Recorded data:
§

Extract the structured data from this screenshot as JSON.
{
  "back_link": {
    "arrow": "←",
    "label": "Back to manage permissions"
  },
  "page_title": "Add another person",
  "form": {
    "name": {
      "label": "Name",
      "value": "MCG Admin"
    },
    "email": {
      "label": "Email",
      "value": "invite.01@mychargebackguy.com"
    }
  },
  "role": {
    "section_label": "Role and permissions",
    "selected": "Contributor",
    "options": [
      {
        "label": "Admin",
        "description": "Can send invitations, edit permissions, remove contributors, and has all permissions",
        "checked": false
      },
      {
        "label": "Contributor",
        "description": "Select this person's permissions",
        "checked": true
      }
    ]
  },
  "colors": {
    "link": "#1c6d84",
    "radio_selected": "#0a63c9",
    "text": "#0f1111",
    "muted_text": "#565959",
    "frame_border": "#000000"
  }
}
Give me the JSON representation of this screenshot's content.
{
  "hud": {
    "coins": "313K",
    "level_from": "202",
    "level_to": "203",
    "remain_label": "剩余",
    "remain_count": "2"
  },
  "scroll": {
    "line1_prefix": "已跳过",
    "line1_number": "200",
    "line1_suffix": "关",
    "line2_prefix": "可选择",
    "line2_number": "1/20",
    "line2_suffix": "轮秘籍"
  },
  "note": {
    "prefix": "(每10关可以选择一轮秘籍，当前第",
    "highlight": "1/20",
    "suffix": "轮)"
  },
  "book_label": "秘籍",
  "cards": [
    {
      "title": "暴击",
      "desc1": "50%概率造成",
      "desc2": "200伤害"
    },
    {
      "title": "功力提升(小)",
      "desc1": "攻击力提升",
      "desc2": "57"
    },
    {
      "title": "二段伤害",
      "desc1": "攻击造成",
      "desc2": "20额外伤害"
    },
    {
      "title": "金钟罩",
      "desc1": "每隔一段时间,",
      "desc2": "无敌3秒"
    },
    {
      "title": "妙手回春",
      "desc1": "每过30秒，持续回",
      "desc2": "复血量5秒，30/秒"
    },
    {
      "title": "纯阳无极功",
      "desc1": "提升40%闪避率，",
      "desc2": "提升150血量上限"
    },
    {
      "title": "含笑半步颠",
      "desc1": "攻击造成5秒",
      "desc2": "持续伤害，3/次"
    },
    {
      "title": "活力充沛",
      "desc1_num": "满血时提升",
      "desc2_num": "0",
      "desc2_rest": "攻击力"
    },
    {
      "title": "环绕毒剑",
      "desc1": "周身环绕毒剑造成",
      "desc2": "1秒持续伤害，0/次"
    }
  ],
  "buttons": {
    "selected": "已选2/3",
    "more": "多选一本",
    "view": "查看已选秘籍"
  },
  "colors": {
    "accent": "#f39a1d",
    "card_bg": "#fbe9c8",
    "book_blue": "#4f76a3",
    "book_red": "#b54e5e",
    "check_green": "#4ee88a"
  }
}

§

Problem to work on:
Go back to the listing above and please repeat it exactly.

Response below:
Extract the structured data from this screenshot as JSON.
{
  "back_link": {
    "arrow": "←",
    "label": "Back to manage permissions"
  },
  "page_title": "Add another person",
  "form": {
    "name": {
      "label": "Name",
      "value": "MCG Admin"
    },
    "email": {
      "label": "Email",
      "value": "invite.01@mychargebackguy.com"
    }
  },
  "role": {
    "section_label": "Role and permissions",
    "selected": "Contributor",
    "options": [
      {
        "label": "Admin",
        "description": "Can send invitations, edit permissions, remove contributors, and has all permissions",
        "checked": false
      },
      {
        "label": "Contributor",
        "description": "Select this person's permissions",
        "checked": true
      }
    ]
  },
  "colors": {
    "link": "#1c6d84",
    "radio_selected": "#0a63c9",
    "text": "#0f1111",
    "muted_text": "#565959",
    "frame_border": "#000000"
  }
}
Give me the JSON representation of this screenshot's content.
{
  "hud": {
    "coins": "313K",
    "level_from": "202",
    "level_to": "203",
    "remain_label": "剩余",
    "remain_count": "2"
  },
  "scroll": {
    "line1_prefix": "已跳过",
    "line1_number": "200",
    "line1_suffix": "关",
    "line2_prefix": "可选择",
    "line2_number": "1/20",
    "line2_suffix": "轮秘籍"
  },
  "note": {
    "prefix": "(每10关可以选择一轮秘籍，当前第",
    "highlight": "1/20",
    "suffix": "轮)"
  },
  "book_label": "秘籍",
  "cards": [
    {
      "title": "暴击",
      "desc1": "50%概率造成",
      "desc2": "200伤害"
    },
    {
      "title": "功力提升(小)",
      "desc1": "攻击力提升",
      "desc2": "57"
    },
    {
      "title": "二段伤害",
      "desc1": "攻击造成",
      "desc2": "20额外伤害"
    },
    {
      "title": "金钟罩",
      "desc1": "每隔一段时间,",
      "desc2": "无敌3秒"
    },
    {
      "title": "妙手回春",
      "desc1": "每过30秒，持续回",
      "desc2": "复血量5秒，30/秒"
    },
    {
      "title": "纯阳无极功",
      "desc1": "提升40%闪避率，",
      "desc2": "提升150血量上限"
    },
    {
      "title": "含笑半步颠",
      "desc1": "攻击造成5秒",
      "desc2": "持续伤害，3/次"
    },
    {
      "title": "活力充沛",
      "desc1_num": "满血时提升",
      "desc2_num": "0",
      "desc2_rest": "攻击力"
    },
    {
      "title": "环绕毒剑",
      "desc1": "周身环绕毒剑造成",
      "desc2": "1秒持续伤害，0/次"
    }
  ],
  "buttons": {
    "selected": "已选2/3",
    "more": "多选一本",
    "view": "查看已选秘籍"
  },
  "colors": {
    "accent": "#f39a1d",
    "card_bg": "#fbe9c8",
    "book_blue": "#4f76a3",
    "book_red": "#b54e5e",
    "check_green": "#4ee88a"
  }
}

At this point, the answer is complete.